State how many lines of the records contain the string "mądrość". Give the number alone.

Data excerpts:
#####
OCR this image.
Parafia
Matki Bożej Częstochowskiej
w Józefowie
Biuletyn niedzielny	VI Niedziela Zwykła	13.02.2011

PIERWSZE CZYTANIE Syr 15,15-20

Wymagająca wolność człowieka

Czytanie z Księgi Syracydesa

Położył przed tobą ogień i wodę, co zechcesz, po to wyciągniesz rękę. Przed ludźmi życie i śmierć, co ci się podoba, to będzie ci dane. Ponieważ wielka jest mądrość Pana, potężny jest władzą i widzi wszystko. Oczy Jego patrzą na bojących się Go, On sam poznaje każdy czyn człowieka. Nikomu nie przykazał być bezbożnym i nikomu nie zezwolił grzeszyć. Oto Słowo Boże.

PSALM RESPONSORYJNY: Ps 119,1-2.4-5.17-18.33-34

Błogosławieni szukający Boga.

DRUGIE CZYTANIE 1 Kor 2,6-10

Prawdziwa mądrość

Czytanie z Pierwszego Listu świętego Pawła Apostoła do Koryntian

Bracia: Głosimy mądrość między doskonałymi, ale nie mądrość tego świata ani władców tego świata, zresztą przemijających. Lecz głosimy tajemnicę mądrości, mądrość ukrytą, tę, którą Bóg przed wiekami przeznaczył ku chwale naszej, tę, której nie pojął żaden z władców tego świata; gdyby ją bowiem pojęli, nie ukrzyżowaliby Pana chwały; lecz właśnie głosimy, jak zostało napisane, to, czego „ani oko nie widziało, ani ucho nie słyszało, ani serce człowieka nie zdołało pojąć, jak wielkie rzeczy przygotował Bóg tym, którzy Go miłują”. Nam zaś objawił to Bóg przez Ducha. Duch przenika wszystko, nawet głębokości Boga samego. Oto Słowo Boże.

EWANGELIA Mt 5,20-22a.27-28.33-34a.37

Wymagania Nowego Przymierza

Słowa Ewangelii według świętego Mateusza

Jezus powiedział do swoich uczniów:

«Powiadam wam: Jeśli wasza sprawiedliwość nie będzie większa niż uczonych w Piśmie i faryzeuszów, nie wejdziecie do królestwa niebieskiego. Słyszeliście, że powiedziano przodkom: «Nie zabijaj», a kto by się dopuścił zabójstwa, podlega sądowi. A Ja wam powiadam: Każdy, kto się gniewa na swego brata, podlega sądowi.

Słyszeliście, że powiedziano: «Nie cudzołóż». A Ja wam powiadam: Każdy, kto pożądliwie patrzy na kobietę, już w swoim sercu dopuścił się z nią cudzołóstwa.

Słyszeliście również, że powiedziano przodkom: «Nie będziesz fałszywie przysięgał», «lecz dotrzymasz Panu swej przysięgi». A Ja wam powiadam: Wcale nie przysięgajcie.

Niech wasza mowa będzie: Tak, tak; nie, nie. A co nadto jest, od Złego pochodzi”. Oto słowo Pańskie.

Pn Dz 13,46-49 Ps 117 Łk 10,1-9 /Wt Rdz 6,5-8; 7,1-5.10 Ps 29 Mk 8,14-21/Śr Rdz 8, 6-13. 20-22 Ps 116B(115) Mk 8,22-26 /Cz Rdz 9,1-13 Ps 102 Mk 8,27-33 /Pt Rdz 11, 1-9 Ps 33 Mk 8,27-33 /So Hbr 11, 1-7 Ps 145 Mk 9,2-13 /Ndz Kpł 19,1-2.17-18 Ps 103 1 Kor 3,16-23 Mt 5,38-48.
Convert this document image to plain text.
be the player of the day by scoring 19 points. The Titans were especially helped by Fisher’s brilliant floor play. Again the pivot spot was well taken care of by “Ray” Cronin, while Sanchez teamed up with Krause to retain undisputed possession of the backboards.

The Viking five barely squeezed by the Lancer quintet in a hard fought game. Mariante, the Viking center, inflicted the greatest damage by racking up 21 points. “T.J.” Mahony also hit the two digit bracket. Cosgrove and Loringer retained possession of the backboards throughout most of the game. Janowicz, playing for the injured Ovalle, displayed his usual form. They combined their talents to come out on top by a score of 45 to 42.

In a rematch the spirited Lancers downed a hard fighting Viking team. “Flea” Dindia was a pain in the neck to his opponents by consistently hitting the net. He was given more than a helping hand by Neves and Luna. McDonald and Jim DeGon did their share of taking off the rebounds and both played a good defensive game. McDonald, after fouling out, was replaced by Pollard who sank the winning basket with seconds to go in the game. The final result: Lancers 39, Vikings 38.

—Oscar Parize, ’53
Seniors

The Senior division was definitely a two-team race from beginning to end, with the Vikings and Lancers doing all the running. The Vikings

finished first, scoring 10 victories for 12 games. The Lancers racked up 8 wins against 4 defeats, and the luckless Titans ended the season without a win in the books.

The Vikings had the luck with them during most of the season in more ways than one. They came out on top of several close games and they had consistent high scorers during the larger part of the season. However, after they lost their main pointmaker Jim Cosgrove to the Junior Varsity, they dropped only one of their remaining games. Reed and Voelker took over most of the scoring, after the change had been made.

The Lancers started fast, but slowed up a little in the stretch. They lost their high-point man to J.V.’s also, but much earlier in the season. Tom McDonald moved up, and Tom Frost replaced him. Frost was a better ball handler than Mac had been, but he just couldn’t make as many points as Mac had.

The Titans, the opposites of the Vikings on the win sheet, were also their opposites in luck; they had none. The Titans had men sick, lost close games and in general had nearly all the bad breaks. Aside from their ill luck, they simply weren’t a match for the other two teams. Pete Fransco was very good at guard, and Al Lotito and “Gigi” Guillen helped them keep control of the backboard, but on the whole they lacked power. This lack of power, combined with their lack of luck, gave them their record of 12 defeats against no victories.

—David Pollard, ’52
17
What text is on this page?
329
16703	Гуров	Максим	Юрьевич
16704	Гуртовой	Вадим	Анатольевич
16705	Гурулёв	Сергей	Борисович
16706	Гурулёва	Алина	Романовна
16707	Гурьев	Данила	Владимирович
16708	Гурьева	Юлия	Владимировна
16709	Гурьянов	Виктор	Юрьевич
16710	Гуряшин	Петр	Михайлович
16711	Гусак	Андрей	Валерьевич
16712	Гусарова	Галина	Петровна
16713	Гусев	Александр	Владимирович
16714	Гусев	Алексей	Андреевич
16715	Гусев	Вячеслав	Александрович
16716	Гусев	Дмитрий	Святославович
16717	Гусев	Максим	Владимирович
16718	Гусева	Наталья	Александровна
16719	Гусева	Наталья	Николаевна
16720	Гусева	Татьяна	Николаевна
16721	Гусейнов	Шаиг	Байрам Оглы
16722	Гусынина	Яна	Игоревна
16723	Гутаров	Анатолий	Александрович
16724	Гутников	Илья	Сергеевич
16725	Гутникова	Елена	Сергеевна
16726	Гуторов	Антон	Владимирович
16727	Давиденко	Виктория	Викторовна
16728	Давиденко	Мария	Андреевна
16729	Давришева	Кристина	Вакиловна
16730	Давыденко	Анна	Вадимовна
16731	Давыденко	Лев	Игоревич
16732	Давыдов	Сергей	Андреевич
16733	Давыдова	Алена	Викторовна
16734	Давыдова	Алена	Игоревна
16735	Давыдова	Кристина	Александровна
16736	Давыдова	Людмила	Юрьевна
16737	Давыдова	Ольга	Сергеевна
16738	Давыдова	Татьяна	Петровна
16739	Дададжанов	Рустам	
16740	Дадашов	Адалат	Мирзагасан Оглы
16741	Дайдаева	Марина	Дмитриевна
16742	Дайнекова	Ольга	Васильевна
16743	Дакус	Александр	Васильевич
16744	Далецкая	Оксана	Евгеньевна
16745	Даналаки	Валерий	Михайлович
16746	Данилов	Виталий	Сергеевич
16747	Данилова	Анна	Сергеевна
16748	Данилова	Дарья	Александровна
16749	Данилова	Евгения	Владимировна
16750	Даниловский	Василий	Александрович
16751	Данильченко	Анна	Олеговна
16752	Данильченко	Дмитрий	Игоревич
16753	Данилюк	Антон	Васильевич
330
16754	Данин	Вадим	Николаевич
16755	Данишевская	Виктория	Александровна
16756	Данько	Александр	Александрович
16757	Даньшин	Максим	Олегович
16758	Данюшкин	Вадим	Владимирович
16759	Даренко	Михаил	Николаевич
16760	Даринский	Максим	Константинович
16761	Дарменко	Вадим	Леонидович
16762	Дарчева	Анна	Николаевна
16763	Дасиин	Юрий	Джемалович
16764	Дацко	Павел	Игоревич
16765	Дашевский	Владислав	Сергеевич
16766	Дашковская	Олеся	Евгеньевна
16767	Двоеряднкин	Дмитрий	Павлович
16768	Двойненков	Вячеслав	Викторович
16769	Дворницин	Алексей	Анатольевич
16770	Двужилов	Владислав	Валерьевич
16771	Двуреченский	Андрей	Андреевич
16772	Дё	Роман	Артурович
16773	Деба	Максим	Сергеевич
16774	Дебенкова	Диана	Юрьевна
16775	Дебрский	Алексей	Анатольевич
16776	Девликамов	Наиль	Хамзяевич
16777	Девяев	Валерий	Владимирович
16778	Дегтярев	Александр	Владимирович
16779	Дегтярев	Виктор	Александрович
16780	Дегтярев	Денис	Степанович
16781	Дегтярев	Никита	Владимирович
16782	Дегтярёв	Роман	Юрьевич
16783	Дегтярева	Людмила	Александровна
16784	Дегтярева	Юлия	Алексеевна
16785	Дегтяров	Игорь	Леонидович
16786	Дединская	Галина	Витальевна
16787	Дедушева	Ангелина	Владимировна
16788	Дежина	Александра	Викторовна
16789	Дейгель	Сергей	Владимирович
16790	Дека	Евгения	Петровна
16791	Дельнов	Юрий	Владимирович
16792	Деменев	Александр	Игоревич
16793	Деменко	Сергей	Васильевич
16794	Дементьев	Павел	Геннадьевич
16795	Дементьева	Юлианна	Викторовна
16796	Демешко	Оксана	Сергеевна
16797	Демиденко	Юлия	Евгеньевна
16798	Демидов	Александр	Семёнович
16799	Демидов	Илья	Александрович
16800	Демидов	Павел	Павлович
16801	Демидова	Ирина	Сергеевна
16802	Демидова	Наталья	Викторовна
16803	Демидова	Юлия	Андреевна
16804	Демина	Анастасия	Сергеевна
#####
**Result of this exercise**
3